┌─ INFORMATION GIVEN

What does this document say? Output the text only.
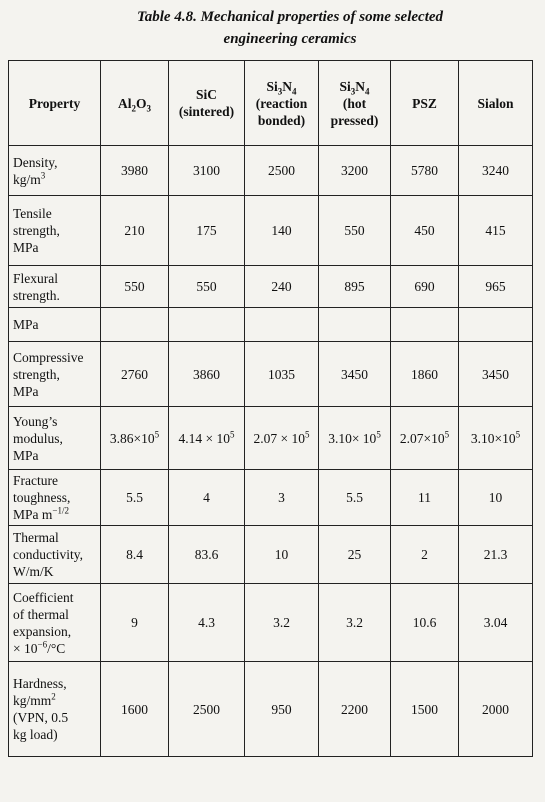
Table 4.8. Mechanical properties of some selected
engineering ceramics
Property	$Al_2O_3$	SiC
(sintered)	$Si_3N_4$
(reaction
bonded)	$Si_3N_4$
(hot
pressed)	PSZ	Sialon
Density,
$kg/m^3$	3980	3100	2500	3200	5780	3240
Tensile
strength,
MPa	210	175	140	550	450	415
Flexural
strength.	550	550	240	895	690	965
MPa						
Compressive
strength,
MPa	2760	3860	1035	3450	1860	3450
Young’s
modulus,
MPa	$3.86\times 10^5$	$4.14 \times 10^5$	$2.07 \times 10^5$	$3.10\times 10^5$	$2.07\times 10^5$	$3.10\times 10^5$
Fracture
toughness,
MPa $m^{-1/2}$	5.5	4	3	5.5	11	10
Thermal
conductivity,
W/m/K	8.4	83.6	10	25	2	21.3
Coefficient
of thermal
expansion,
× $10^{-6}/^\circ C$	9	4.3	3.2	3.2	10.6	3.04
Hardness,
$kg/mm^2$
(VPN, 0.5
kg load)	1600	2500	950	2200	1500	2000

└─

• INSTRUCTIONS FOR THE TASK
Copy each line of the records precisely and drop any images they hold.

• CORRECT OUTPUT
What does this document say? Output the text only.
Table 4.8. Mechanical properties of some selected
engineering ceramics
Property	$Al_2O_3$	SiC
(sintered)	$Si_3N_4$
(reaction
bonded)	$Si_3N_4$
(hot
pressed)	PSZ	Sialon
Density,
$kg/m^3$	3980	3100	2500	3200	5780	3240
Tensile
strength,
MPa	210	175	140	550	450	415
Flexural
strength.	550	550	240	895	690	965
MPa						
Compressive
strength,
MPa	2760	3860	1035	3450	1860	3450
Young’s
modulus,
MPa	$3.86\times 10^5$	$4.14 \times 10^5$	$2.07 \times 10^5$	$3.10\times 10^5$	$2.07\times 10^5$	$3.10\times 10^5$
Fracture
toughness,
MPa $m^{-1/2}$	5.5	4	3	5.5	11	10
Thermal
conductivity,
W/m/K	8.4	83.6	10	25	2	21.3
Coefficient
of thermal
expansion,
× $10^{-6}/^\circ C$	9	4.3	3.2	3.2	10.6	3.04
Hardness,
$kg/mm^2$
(VPN, 0.5
kg load)	1600	2500	950	2200	1500	2000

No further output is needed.